### Task goal
Extract the lines that hold the string "Materialbedarfsplanung".

Data entries:
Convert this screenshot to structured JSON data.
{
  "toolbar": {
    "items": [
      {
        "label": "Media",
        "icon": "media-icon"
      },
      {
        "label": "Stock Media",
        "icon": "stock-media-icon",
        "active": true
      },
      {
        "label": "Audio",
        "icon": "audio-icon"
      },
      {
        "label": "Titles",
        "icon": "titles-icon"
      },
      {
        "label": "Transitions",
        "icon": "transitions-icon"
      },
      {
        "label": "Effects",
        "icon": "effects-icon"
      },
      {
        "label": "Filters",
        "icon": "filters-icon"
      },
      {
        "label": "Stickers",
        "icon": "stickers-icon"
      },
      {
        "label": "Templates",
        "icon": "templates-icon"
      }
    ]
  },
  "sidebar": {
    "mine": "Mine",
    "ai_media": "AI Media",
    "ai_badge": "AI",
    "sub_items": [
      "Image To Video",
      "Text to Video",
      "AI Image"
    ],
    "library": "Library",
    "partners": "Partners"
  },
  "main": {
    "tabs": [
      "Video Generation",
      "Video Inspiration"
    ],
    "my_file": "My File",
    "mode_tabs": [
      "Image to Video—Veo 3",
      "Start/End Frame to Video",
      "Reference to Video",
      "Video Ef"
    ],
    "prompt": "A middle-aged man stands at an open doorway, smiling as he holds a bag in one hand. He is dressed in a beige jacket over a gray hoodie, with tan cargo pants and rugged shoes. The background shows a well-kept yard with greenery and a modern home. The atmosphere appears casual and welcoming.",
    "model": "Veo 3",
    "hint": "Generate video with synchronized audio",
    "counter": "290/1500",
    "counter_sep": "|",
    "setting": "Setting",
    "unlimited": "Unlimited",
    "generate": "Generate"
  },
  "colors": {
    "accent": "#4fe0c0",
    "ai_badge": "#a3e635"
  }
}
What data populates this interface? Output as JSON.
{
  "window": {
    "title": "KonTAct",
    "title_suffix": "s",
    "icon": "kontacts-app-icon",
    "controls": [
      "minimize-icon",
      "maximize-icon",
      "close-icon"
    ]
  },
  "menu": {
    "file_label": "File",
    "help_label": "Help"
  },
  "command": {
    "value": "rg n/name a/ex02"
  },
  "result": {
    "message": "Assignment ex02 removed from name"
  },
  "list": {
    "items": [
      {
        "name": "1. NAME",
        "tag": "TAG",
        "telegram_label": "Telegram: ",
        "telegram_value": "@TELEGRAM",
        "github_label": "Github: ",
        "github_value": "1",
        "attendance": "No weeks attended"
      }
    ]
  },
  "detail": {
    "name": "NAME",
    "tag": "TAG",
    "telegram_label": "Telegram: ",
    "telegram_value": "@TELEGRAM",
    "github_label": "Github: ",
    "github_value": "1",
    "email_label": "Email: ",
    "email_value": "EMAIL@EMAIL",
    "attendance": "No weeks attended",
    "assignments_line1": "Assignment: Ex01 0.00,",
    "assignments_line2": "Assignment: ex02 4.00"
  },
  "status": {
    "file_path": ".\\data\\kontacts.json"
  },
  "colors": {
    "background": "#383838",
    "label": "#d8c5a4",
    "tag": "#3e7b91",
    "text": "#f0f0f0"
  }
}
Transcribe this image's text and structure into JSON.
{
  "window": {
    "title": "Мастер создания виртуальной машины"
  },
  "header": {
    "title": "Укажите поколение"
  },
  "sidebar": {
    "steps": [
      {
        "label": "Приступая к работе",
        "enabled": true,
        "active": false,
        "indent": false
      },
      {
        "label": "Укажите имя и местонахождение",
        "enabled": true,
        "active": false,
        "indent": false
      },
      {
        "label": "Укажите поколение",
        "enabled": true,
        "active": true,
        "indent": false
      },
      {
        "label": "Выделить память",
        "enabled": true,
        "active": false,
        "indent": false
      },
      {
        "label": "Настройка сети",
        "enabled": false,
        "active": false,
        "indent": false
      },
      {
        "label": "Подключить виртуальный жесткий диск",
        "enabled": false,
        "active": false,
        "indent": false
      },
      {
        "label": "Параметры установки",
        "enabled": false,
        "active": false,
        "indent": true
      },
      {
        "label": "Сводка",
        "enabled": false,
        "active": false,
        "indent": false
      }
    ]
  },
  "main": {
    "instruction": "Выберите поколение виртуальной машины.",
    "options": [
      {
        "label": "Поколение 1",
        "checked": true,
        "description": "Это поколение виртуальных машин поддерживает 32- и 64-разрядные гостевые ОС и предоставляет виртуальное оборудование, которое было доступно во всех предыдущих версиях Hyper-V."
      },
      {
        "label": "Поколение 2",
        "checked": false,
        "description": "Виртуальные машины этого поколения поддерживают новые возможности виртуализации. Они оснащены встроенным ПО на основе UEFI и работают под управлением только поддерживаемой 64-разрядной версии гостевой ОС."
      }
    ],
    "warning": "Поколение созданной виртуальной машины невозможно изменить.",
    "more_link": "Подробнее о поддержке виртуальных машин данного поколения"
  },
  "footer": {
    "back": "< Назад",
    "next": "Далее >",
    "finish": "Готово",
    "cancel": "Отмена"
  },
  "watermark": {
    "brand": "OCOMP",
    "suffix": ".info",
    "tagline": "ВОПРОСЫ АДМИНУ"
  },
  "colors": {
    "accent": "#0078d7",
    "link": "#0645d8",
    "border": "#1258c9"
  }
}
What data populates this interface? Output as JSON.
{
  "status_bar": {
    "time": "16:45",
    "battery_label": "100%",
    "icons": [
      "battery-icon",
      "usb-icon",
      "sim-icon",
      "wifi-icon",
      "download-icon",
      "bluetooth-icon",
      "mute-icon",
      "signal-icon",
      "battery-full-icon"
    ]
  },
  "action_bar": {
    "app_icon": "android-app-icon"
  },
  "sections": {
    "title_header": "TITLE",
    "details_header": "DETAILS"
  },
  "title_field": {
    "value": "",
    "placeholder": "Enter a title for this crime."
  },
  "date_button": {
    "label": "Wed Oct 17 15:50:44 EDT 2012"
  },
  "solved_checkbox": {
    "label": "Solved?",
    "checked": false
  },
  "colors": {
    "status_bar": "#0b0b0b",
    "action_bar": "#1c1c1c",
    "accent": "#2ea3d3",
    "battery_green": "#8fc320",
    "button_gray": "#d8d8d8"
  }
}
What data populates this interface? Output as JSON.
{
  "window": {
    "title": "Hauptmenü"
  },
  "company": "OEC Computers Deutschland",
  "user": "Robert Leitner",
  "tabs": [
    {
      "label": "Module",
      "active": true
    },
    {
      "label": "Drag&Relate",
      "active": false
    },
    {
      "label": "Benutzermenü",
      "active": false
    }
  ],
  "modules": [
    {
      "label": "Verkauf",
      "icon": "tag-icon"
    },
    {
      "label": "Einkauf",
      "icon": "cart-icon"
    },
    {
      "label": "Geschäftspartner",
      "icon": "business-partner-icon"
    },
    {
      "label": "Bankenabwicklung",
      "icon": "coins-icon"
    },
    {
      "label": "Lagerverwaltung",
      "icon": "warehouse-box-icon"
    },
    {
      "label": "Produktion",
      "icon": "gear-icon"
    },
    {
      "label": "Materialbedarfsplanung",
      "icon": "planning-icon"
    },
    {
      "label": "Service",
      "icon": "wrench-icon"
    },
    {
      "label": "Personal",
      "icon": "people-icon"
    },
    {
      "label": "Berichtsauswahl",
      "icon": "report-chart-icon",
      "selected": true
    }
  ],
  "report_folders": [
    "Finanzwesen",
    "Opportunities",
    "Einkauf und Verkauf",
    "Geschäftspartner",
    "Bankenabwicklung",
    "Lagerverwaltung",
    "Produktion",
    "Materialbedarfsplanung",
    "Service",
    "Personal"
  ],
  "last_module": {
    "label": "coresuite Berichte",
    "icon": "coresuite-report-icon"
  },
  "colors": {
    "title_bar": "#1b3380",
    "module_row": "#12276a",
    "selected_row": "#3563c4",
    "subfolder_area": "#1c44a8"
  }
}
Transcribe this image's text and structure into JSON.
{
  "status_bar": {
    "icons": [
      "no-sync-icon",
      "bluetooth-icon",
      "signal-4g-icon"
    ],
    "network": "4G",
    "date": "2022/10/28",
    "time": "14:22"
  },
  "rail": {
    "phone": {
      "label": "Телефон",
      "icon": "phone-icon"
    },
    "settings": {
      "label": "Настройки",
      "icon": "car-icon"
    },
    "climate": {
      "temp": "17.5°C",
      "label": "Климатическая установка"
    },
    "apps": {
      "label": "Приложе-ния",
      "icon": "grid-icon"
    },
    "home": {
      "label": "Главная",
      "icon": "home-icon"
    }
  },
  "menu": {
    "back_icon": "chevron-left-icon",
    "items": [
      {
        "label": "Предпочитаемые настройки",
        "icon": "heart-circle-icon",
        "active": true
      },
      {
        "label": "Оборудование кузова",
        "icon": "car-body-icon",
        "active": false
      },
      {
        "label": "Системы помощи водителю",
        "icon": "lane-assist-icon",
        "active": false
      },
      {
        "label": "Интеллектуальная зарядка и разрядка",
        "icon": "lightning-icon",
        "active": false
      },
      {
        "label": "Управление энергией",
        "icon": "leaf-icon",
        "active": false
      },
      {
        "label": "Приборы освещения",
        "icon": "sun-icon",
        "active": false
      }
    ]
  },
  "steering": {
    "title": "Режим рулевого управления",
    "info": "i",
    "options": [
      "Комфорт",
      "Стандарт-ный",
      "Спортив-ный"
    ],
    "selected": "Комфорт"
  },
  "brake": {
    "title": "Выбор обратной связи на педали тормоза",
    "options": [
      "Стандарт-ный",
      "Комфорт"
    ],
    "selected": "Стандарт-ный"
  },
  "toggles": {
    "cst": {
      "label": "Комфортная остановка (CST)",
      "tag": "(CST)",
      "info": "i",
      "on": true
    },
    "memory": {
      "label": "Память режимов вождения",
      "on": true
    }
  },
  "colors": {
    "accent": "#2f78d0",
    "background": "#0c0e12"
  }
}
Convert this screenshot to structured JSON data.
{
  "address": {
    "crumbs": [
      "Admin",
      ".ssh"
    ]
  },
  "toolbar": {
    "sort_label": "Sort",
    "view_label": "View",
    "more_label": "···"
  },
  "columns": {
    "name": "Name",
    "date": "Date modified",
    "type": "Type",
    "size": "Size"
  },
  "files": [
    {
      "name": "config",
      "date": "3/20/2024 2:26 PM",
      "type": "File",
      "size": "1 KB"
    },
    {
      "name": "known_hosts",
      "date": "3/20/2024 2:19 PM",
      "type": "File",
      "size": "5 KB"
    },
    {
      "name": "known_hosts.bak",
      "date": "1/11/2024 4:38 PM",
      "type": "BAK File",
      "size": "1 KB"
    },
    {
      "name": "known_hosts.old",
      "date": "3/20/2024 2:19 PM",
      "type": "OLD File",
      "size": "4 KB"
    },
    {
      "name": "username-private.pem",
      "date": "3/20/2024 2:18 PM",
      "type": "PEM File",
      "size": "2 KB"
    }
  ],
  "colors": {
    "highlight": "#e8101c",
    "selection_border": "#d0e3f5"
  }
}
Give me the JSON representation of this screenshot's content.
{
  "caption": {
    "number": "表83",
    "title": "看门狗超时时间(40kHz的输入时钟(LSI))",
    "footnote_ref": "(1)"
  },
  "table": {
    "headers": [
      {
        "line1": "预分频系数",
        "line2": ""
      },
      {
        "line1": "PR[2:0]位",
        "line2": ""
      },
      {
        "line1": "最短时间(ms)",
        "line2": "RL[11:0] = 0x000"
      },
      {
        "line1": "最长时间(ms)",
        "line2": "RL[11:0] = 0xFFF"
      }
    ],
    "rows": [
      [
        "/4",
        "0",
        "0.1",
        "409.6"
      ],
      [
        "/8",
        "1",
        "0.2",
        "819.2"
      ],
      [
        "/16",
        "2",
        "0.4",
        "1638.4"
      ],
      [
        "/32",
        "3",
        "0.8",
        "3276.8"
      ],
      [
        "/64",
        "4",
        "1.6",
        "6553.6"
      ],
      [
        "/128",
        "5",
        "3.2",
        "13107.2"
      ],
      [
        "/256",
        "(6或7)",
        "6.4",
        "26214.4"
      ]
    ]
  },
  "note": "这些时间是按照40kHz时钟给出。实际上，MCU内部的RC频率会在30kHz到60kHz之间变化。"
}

### Solution to this exercise
      "label": "Materialbedarfsplanung",
    "Materialbedarfsplanung",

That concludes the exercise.